%%

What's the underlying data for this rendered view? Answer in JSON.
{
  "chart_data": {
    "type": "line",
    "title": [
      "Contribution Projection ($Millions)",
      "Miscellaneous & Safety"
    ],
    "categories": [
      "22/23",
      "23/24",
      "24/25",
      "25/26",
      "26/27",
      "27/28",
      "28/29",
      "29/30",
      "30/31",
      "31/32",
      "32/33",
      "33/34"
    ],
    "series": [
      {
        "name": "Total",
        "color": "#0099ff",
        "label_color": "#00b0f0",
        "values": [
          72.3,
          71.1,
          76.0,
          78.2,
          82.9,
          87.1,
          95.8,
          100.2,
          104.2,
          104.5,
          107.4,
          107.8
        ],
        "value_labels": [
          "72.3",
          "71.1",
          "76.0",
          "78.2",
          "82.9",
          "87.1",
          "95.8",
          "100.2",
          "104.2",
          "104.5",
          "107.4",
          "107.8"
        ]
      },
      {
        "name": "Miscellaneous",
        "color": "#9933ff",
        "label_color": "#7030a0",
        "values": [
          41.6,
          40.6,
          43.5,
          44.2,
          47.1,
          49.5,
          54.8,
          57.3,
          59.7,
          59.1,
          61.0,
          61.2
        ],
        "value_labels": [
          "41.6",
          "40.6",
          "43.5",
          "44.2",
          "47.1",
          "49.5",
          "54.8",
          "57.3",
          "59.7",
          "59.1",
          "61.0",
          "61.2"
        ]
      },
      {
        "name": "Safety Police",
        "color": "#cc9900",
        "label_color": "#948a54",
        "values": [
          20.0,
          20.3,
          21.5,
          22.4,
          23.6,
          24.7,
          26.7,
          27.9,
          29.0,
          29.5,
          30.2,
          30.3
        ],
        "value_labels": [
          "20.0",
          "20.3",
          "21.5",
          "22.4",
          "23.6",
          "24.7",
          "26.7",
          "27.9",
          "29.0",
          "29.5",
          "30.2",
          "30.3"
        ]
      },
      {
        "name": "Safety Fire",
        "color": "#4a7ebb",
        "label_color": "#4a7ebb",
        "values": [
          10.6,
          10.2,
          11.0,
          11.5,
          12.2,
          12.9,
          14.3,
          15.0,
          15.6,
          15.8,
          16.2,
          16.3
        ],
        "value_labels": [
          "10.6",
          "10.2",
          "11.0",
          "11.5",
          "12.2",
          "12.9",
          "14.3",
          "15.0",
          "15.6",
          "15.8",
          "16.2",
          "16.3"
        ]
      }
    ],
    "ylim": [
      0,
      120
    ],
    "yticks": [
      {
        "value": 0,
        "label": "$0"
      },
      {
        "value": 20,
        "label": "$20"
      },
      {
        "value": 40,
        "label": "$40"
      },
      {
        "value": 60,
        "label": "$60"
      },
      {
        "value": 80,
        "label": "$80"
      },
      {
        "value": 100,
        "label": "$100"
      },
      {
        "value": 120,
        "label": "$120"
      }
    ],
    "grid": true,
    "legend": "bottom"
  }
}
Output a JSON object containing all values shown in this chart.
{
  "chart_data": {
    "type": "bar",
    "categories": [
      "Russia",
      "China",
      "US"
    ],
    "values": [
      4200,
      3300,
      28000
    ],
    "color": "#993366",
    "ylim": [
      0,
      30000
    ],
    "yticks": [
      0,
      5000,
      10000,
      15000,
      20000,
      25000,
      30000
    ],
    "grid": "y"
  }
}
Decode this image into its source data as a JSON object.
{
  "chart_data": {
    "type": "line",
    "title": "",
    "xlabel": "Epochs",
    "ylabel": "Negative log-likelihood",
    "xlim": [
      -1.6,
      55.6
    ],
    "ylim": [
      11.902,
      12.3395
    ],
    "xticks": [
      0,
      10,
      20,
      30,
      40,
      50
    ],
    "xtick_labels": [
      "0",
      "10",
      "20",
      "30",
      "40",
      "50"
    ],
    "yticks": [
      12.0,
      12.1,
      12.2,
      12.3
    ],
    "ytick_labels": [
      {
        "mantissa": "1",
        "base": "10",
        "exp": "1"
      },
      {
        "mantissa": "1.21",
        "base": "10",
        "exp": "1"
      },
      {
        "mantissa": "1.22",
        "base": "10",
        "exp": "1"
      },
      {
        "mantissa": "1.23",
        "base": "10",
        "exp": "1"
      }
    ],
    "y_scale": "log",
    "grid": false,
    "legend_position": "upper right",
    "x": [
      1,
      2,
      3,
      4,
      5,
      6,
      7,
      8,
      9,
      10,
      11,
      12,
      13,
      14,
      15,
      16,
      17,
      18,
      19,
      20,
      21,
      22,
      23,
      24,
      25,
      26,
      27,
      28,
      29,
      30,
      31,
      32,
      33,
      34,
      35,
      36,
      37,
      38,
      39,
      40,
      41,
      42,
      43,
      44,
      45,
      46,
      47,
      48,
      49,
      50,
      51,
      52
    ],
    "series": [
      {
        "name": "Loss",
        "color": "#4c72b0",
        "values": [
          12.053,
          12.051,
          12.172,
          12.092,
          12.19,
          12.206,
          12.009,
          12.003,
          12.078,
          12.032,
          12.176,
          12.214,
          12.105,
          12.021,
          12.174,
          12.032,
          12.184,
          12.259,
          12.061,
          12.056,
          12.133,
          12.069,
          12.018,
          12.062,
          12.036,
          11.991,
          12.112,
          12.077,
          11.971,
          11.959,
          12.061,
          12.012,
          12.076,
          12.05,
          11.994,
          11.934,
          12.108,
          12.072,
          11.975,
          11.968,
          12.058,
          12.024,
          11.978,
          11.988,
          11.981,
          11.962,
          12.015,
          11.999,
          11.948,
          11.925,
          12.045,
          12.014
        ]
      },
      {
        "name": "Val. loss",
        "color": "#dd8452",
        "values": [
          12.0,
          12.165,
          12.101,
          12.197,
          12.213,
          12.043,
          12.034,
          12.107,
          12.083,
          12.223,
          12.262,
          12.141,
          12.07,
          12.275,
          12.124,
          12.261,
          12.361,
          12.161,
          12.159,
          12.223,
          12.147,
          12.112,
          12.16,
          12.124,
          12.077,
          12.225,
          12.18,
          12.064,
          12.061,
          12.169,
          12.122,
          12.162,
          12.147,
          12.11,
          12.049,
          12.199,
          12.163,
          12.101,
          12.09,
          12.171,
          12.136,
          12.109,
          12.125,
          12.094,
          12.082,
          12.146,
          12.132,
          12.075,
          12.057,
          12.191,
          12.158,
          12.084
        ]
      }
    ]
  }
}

%%

◆ **TASK TO CARRY OUT**
All of the material must be reproduced exactly.

◆ **TASK ANSWER**
What's the underlying data for this rendered view? Answer in JSON.
{
  "chart_data": {
    "type": "line",
    "title": [
      "Contribution Projection ($Millions)",
      "Miscellaneous & Safety"
    ],
    "categories": [
      "22/23",
      "23/24",
      "24/25",
      "25/26",
      "26/27",
      "27/28",
      "28/29",
      "29/30",
      "30/31",
      "31/32",
      "32/33",
      "33/34"
    ],
    "series": [
      {
        "name": "Total",
        "color": "#0099ff",
        "label_color": "#00b0f0",
        "values": [
          72.3,
          71.1,
          76.0,
          78.2,
          82.9,
          87.1,
          95.8,
          100.2,
          104.2,
          104.5,
          107.4,
          107.8
        ],
        "value_labels": [
          "72.3",
          "71.1",
          "76.0",
          "78.2",
          "82.9",
          "87.1",
          "95.8",
          "100.2",
          "104.2",
          "104.5",
          "107.4",
          "107.8"
        ]
      },
      {
        "name": "Miscellaneous",
        "color": "#9933ff",
        "label_color": "#7030a0",
        "values": [
          41.6,
          40.6,
          43.5,
          44.2,
          47.1,
          49.5,
          54.8,
          57.3,
          59.7,
          59.1,
          61.0,
          61.2
        ],
        "value_labels": [
          "41.6",
          "40.6",
          "43.5",
          "44.2",
          "47.1",
          "49.5",
          "54.8",
          "57.3",
          "59.7",
          "59.1",
          "61.0",
          "61.2"
        ]
      },
      {
        "name": "Safety Police",
        "color": "#cc9900",
        "label_color": "#948a54",
        "values": [
          20.0,
          20.3,
          21.5,
          22.4,
          23.6,
          24.7,
          26.7,
          27.9,
          29.0,
          29.5,
          30.2,
          30.3
        ],
        "value_labels": [
          "20.0",
          "20.3",
          "21.5",
          "22.4",
          "23.6",
          "24.7",
          "26.7",
          "27.9",
          "29.0",
          "29.5",
          "30.2",
          "30.3"
        ]
      },
      {
        "name": "Safety Fire",
        "color": "#4a7ebb",
        "label_color": "#4a7ebb",
        "values": [
          10.6,
          10.2,
          11.0,
          11.5,
          12.2,
          12.9,
          14.3,
          15.0,
          15.6,
          15.8,
          16.2,
          16.3
        ],
        "value_labels": [
          "10.6",
          "10.2",
          "11.0",
          "11.5",
          "12.2",
          "12.9",
          "14.3",
          "15.0",
          "15.6",
          "15.8",
          "16.2",
          "16.3"
        ]
      }
    ],
    "ylim": [
      0,
      120
    ],
    "yticks": [
      {
        "value": 0,
        "label": "$0"
      },
      {
        "value": 20,
        "label": "$20"
      },
      {
        "value": 40,
        "label": "$40"
      },
      {
        "value": 60,
        "label": "$60"
      },
      {
        "value": 80,
        "label": "$80"
      },
      {
        "value": 100,
        "label": "$100"
      },
      {
        "value": 120,
        "label": "$120"
      }
    ],
    "grid": true,
    "legend": "bottom"
  }
}
Output a JSON object containing all values shown in this chart.
{
  "chart_data": {
    "type": "bar",
    "categories": [
      "Russia",
      "China",
      "US"
    ],
    "values": [
      4200,
      3300,
      28000
    ],
    "color": "#993366",
    "ylim": [
      0,
      30000
    ],
    "yticks": [
      0,
      5000,
      10000,
      15000,
      20000,
      25000,
      30000
    ],
    "grid": "y"
  }
}
Decode this image into its source data as a JSON object.
{
  "chart_data": {
    "type": "line",
    "title": "",
    "xlabel": "Epochs",
    "ylabel": "Negative log-likelihood",
    "xlim": [
      -1.6,
      55.6
    ],
    "ylim": [
      11.902,
      12.3395
    ],
    "xticks": [
      0,
      10,
      20,
      30,
      40,
      50
    ],
    "xtick_labels": [
      "0",
      "10",
      "20",
      "30",
      "40",
      "50"
    ],
    "yticks": [
      12.0,
      12.1,
      12.2,
      12.3
    ],
    "ytick_labels": [
      {
        "mantissa": "1",
        "base": "10",
        "exp": "1"
      },
      {
        "mantissa": "1.21",
        "base": "10",
        "exp": "1"
      },
      {
        "mantissa": "1.22",
        "base": "10",
        "exp": "1"
      },
      {
        "mantissa": "1.23",
        "base": "10",
        "exp": "1"
      }
    ],
    "y_scale": "log",
    "grid": false,
    "legend_position": "upper right",
    "x": [
      1,
      2,
      3,
      4,
      5,
      6,
      7,
      8,
      9,
      10,
      11,
      12,
      13,
      14,
      15,
      16,
      17,
      18,
      19,
      20,
      21,
      22,
      23,
      24,
      25,
      26,
      27,
      28,
      29,
      30,
      31,
      32,
      33,
      34,
      35,
      36,
      37,
      38,
      39,
      40,
      41,
      42,
      43,
      44,
      45,
      46,
      47,
      48,
      49,
      50,
      51,
      52
    ],
    "series": [
      {
        "name": "Loss",
        "color": "#4c72b0",
        "values": [
          12.053,
          12.051,
          12.172,
          12.092,
          12.19,
          12.206,
          12.009,
          12.003,
          12.078,
          12.032,
          12.176,
          12.214,
          12.105,
          12.021,
          12.174,
          12.032,
          12.184,
          12.259,
          12.061,
          12.056,
          12.133,
          12.069,
          12.018,
          12.062,
          12.036,
          11.991,
          12.112,
          12.077,
          11.971,
          11.959,
          12.061,
          12.012,
          12.076,
          12.05,
          11.994,
          11.934,
          12.108,
          12.072,
          11.975,
          11.968,
          12.058,
          12.024,
          11.978,
          11.988,
          11.981,
          11.962,
          12.015,
          11.999,
          11.948,
          11.925,
          12.045,
          12.014
        ]
      },
      {
        "name": "Val. loss",
        "color": "#dd8452",
        "values": [
          12.0,
          12.165,
          12.101,
          12.197,
          12.213,
          12.043,
          12.034,
          12.107,
          12.083,
          12.223,
          12.262,
          12.141,
          12.07,
          12.275,
          12.124,
          12.261,
          12.361,
          12.161,
          12.159,
          12.223,
          12.147,
          12.112,
          12.16,
          12.124,
          12.077,
          12.225,
          12.18,
          12.064,
          12.061,
          12.169,
          12.122,
          12.162,
          12.147,
          12.11,
          12.049,
          12.199,
          12.163,
          12.101,
          12.09,
          12.171,
          12.136,
          12.109,
          12.125,
          12.094,
          12.082,
          12.146,
          12.132,
          12.075,
          12.057,
          12.191,
          12.158,
          12.084
        ]
      }
    ]
  }
}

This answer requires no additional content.